= Written problem =
Show all lines from the data that include the word "this".

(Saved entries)
━━━━━━

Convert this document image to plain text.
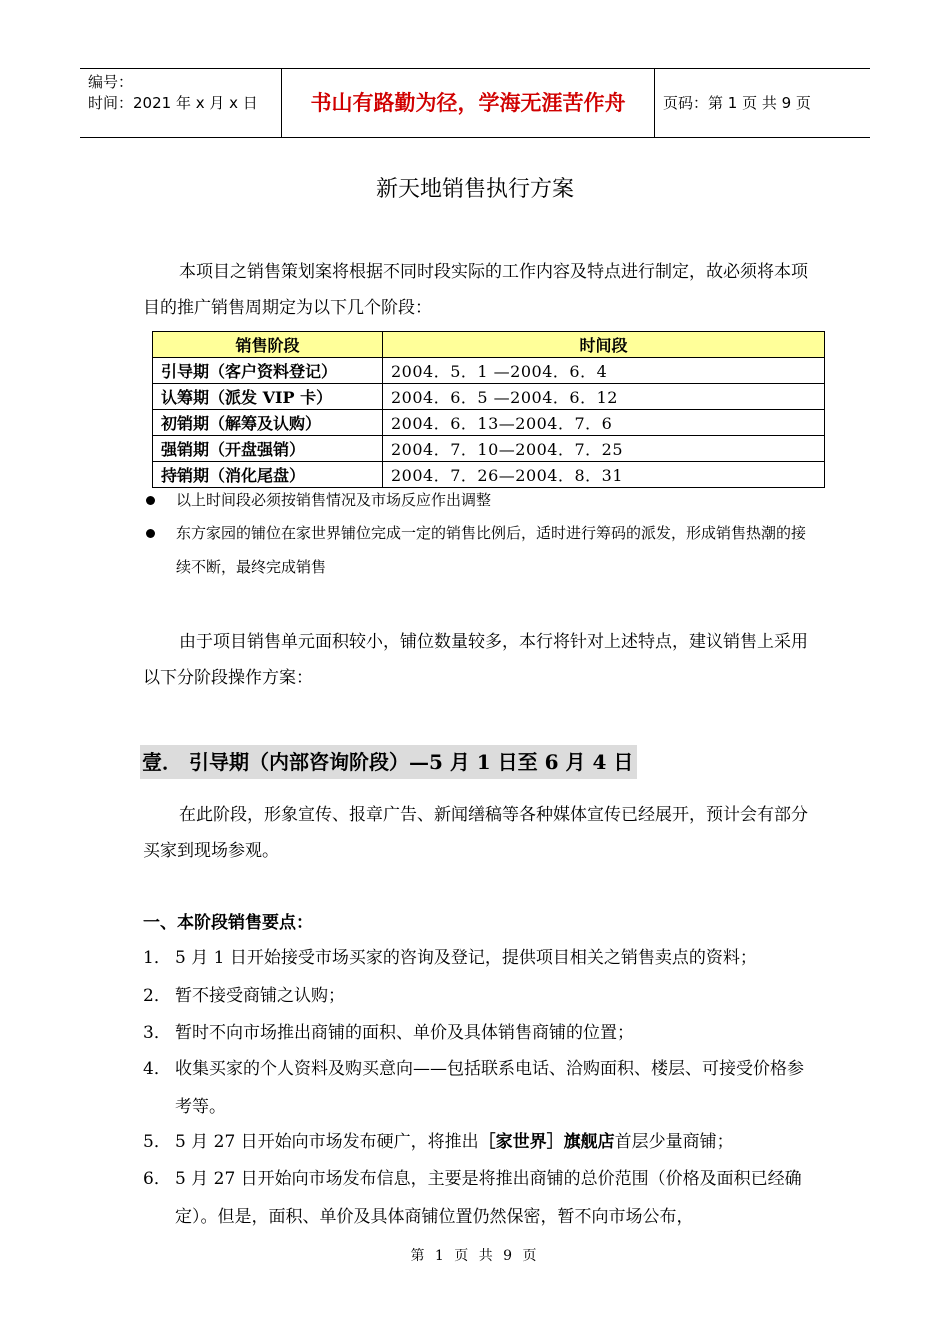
编号：
时间：2021 年 x 月 x 日	书山有路勤为径，学海无涯苦作舟	页码：第 1 页 共 9 页
新天地销售执行方案
本项目之销售策划案将根据不同时段实际的工作内容及特点进行制定，故必须将本项目的推广销售周期定为以下几个阶段：
销售阶段	时间段
引导期（客户资料登记）	2004．5．1 —2004．6．4
认筹期（派发 VIP 卡）	2004．6．5 —2004．6．12
初销期（解筹及认购）	2004．6．13—2004．7．6
强销期（开盘强销）	2004．7．10—2004．7．25
持销期（消化尾盘）	2004．7．26—2004．8．31
以上时间段必须按销售情况及市场反应作出调整
东方家园的铺位在家世界铺位完成一定的销售比例后，适时进行筹码的派发，形成销售热潮的接续不断，最终完成销售
由于项目销售单元面积较小，铺位数量较多，本行将针对上述特点，建议销售上采用以下分阶段操作方案：
壹． 引导期（内部咨询阶段）—5 月 1 日至 6 月 4 日
在此阶段，形象宣传、报章广告、新闻缮稿等各种媒体宣传已经展开，预计会有部分买家到现场参观。
一、本阶段销售要点：
1． 5 月 1 日开始接受市场买家的咨询及登记，提供项目相关之销售卖点的资料；
2． 暂不接受商铺之认购；
3． 暂时不向市场推出商铺的面积、单价及具体销售商铺的位置；
4． 收集买家的个人资料及购买意向——包括联系电话、洽购面积、楼层、可接受价格参考等。
5． 5 月 27 日开始向市场发布硬广，将推出［家世界］旗舰店首层少量商铺；
6． 5 月 27 日开始向市场发布信息，主要是将推出商铺的总价范围（价格及面积已经确定）。但是，面积、单价及具体商铺位置仍然保密，暂不向市场公布，
第 1 页 共 9 页
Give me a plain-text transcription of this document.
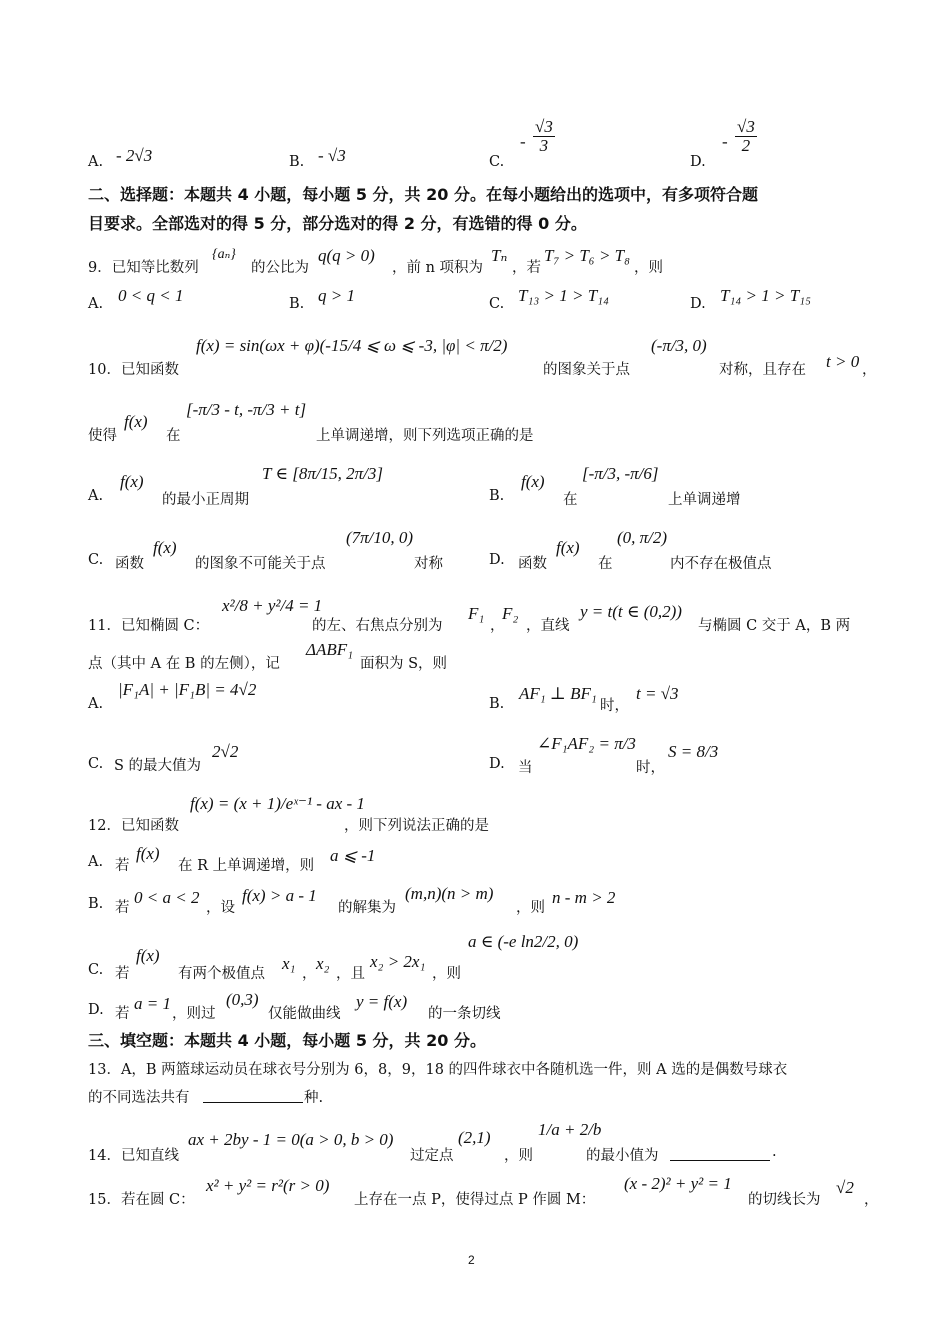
A. - 2√3	B. - √3	C.
- $\frac{√3}{3}$
D.
- $\frac{√3}{2}$
二、选择题：本题共 4 小题，每小题 5 分，共 20 分。在每小题给出的选项中，有多项符合题
目要求。全部选对的得 5 分，部分选对的得 2 分，有选错的得 0 分。
9．已知等比数列
{aₙ}
的公比为
q(q > 0)
，前 n 项积为
Tₙ
，若
T₇ > T₆ > T₈
，则
A. 0 < q < 1	B. q > 1	C. T₁₃ > 1 > T₁₄	D. T₁₄ > 1 > T₁₅
10．已知函数
f(x) = sin(ωx + φ)(-15/4 ⩽ ω ⩽ -3, |φ| < π/2)
的图象关于点
(-π/3, 0)
对称，且存在 t > 0 ，
使得
f(x)
在
[-π/3 - t, -π/3 + t]
上单调递增，则下列选项正确的是
A.
f(x)
的最小正周期
T ∈ [8π/15, 2π/3]
B.
f(x)
在
[-π/3, -π/6]
上单调递增
C. 函数
f(x)
的图象不可能关于点
(7π/10, 0)
对称	D. 函数
f(x)
在
(0, π/2)
内不存在极值点
11．已知椭圆 C：
x²/8 + y²/4 = 1
的左、右焦点分别为
F₁
，
F₂
，直线
y = t(t ∈ (0,2))
与椭圆 C 交于 A，B 两
点（其中 A 在 B 的左侧），记
ΔABF₁
面积为 S，则
A.
|F₁A| + |F₁B| = 4√2
B.
AF₁ ⊥ BF₁
时，
t = √3
C. S 的最大值为
2√2
D. 当
∠F₁AF₂ = π/3
时，
S = 8/3
12．已知函数
f(x) = (x + 1)/eˣ⁻¹ - ax - 1
，则下列说法正确的是
A. 若
f(x)
在 R 上单调递增，则
a ⩽ -1
B. 若
0 < a < 2
，设
f(x) > a - 1
的解集为
(m,n)(n > m)
，则
n - m > 2
C. 若
f(x)
有两个极值点
x₁
，
x₂
，且
x₂ > 2x₁
，则
a ∈ (-e ln2/2, 0)
D. 若
a = 1
，则过
(0,3)
仅能做曲线
y = f(x)
的一条切线
三、填空题：本题共 4 小题，每小题 5 分，共 20 分。
13．A，B 两篮球运动员在球衣号分别为 6，8，9，18 的四件球衣中各随机选一件，则 A 选的是偶数号球衣
的不同选法共有	种.
14．已知直线
ax + 2by - 1 = 0(a > 0, b > 0)
过定点
(2,1)
，则
1/a + 2/b
的最小值为	.
15．若在圆 C：
x² + y² = r²(r > 0)
上存在一点 P，使得过点 P 作圆 M：
(x - 2)² + y² = 1
的切线长为
√2
，
2
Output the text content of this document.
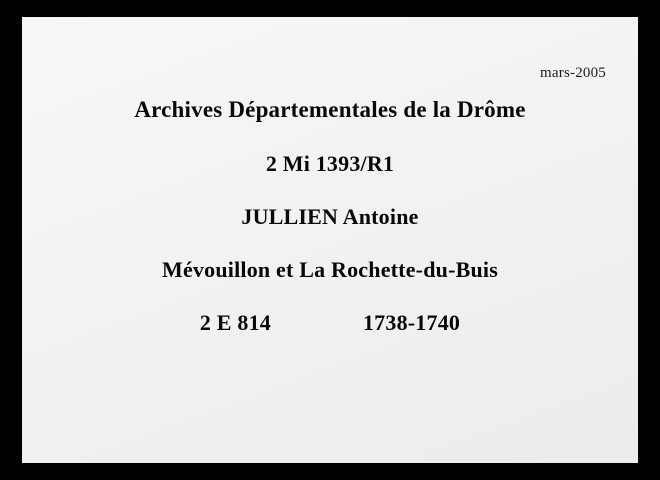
mars-2005
Archives Départementales de la Drôme
2 Mi 1393/R1
JULLIEN Antoine
Mévouillon et La Rochette-du-Buis
2 E 814	1738-1740
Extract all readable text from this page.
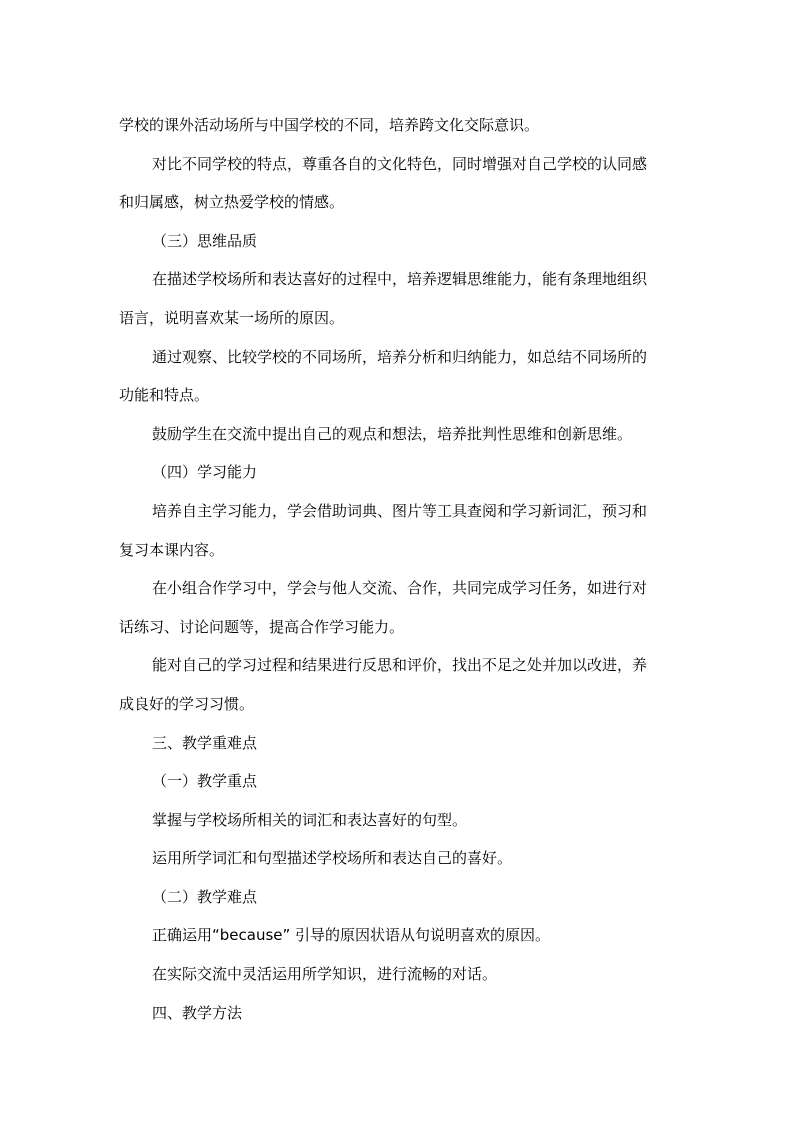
学校的课外活动场所与中国学校的不同，培养跨文化交际意识。
对比不同学校的特点，尊重各自的文化特色，同时增强对自己学校的认同感
和归属感，树立热爱学校的情感。
（三）思维品质
在描述学校场所和表达喜好的过程中，培养逻辑思维能力，能有条理地组织
语言，说明喜欢某一场所的原因。
通过观察、比较学校的不同场所，培养分析和归纳能力，如总结不同场所的
功能和特点。
鼓励学生在交流中提出自己的观点和想法，培养批判性思维和创新思维。
（四）学习能力
培养自主学习能力，学会借助词典、图片等工具查阅和学习新词汇，预习和
复习本课内容。
在小组合作学习中，学会与他人交流、合作，共同完成学习任务，如进行对
话练习、讨论问题等，提高合作学习能力。
能对自己的学习过程和结果进行反思和评价，找出不足之处并加以改进，养
成良好的学习习惯。
三、教学重难点
（一）教学重点
掌握与学校场所相关的词汇和表达喜好的句型。
运用所学词汇和句型描述学校场所和表达自己的喜好。
（二）教学难点
正确运用“because” 引导的原因状语从句说明喜欢的原因。
在实际交流中灵活运用所学知识，进行流畅的对话。
四、教学方法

━━━━━━

= Exercise solution =
Convert this document image to plain text.
Give me a plain-text transcription of this document.
Output the text content of this document.
Extract all readable text from this page.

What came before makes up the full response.